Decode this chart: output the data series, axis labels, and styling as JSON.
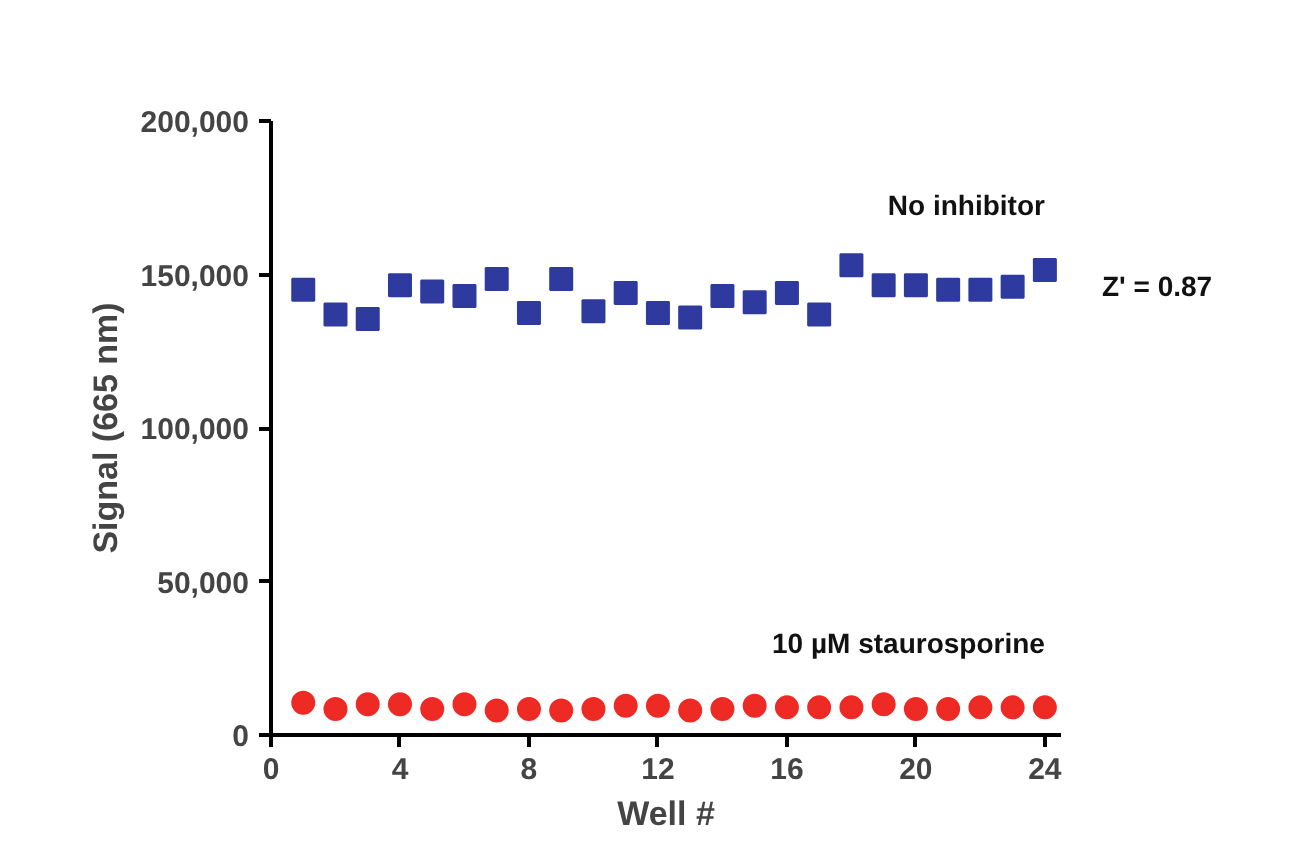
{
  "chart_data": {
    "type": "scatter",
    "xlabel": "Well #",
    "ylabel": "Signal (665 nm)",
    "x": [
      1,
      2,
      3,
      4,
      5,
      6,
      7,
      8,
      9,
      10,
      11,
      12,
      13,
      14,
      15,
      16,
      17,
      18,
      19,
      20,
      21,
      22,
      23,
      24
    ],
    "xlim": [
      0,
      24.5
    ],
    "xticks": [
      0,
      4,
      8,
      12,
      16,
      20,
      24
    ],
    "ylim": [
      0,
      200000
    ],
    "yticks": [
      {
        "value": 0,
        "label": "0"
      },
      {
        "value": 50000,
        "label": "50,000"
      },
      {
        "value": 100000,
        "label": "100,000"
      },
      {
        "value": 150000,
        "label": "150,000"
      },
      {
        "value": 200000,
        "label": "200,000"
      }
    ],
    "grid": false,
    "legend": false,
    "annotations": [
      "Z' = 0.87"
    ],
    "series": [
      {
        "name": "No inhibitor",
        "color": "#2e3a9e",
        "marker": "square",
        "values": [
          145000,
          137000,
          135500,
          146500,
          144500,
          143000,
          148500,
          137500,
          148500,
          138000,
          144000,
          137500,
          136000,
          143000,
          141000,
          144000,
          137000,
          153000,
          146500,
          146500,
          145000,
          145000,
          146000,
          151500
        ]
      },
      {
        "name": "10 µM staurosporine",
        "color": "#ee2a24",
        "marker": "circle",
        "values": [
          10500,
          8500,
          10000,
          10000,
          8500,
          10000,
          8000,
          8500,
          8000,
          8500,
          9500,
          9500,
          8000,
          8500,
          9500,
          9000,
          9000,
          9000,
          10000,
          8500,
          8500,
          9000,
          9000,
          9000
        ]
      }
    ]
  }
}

Exercise requirements: From the data above, work out how many lines contain the string "name" and reply with only the number.

Correct result: 2